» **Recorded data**

============

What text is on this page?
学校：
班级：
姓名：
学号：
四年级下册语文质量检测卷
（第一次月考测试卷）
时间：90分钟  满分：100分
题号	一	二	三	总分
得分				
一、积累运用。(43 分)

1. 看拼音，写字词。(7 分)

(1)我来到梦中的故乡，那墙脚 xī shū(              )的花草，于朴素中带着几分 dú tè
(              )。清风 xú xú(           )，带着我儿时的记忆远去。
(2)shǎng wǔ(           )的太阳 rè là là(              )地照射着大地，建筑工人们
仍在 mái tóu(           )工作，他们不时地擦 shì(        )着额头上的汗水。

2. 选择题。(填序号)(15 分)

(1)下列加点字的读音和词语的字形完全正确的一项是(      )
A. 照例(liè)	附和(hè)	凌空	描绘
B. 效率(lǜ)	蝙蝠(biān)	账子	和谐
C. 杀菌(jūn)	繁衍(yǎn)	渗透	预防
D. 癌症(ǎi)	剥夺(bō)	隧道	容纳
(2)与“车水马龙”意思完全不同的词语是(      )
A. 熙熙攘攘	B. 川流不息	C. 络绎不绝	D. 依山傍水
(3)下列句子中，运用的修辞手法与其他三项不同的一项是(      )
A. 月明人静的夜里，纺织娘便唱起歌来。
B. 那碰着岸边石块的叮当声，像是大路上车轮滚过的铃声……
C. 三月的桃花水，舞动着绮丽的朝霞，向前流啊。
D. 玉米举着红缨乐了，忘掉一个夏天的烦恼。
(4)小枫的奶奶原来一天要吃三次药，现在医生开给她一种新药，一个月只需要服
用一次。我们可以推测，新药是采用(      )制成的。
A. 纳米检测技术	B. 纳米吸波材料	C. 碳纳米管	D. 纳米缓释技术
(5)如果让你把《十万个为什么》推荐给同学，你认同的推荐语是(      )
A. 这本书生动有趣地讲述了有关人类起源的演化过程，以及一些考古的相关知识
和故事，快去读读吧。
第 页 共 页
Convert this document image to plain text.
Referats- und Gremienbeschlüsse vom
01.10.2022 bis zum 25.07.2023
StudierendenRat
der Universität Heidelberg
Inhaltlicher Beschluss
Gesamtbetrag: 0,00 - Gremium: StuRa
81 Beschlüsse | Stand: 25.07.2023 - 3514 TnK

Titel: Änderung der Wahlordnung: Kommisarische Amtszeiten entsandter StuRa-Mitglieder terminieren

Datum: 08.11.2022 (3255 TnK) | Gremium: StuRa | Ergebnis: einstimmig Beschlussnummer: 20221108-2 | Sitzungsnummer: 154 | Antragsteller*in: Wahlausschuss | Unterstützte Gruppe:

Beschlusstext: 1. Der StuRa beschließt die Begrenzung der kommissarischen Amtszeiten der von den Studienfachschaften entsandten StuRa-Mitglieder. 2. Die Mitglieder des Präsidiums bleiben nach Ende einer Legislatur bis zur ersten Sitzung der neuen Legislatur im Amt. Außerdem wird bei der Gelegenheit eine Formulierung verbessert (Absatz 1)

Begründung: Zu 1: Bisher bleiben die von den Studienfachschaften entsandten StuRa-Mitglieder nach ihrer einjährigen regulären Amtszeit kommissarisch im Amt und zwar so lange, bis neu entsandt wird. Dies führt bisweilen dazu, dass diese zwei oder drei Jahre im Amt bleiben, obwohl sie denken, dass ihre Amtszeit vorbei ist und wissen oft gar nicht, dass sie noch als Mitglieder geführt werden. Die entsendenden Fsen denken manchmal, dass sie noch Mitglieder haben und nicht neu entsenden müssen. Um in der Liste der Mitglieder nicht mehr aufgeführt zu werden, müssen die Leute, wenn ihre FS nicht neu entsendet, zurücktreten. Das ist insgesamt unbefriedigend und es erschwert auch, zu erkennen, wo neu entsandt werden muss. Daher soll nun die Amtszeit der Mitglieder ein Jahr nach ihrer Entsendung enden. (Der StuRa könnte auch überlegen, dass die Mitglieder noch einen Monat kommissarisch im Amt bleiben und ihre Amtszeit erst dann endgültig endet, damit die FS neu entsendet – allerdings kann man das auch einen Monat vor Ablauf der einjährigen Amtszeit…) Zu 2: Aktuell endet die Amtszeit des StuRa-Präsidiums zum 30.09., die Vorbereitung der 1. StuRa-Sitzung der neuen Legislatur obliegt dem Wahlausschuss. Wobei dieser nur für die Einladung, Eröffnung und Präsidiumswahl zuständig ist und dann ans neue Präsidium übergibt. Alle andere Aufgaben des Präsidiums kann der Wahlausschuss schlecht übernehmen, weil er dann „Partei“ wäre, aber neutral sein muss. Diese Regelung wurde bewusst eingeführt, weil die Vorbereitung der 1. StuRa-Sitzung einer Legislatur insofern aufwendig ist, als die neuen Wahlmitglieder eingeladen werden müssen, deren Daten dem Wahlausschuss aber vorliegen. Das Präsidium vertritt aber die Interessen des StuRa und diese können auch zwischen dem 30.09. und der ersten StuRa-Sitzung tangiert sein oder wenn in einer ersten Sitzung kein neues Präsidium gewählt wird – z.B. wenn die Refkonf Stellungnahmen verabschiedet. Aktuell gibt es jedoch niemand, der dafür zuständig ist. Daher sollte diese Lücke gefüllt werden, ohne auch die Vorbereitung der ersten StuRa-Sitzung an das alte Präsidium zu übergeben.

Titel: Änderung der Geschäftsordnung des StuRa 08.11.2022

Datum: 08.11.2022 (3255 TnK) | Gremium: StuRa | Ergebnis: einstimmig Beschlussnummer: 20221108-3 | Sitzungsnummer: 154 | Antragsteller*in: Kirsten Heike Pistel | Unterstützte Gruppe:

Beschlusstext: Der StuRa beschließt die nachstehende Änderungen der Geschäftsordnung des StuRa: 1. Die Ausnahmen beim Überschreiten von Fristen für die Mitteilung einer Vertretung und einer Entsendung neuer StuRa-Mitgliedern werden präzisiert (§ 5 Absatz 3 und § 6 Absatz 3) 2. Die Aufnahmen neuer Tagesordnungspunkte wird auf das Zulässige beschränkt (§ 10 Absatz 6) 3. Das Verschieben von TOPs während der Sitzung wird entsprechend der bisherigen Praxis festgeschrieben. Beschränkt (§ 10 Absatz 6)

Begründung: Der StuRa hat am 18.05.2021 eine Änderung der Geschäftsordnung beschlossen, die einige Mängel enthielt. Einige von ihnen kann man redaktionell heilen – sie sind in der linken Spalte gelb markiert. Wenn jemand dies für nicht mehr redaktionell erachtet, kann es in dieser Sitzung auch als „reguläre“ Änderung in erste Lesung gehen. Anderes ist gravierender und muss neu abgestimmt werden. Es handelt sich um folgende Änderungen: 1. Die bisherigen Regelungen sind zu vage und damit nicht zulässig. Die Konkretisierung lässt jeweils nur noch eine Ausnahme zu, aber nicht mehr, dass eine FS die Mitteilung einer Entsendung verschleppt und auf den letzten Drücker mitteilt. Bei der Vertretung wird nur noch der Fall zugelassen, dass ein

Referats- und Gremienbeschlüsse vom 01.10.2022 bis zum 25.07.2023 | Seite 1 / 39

============

Find every line in the records above that contains the word "Beschlussnummer", and copy each one.

Datum: 08.11.2022 (3255 TnK) | Gremium: StuRa | Ergebnis: einstimmig Beschlussnummer: 20221108-2 | Sitzungsnummer: 154 | Antragsteller*in: Wahlausschuss | Unterstützte Gruppe:
Datum: 08.11.2022 (3255 TnK) | Gremium: StuRa | Ergebnis: einstimmig Beschlussnummer: 20221108-3 | Sitzungsnummer: 154 | Antragsteller*in: Kirsten Heike Pistel | Unterstützte Gruppe:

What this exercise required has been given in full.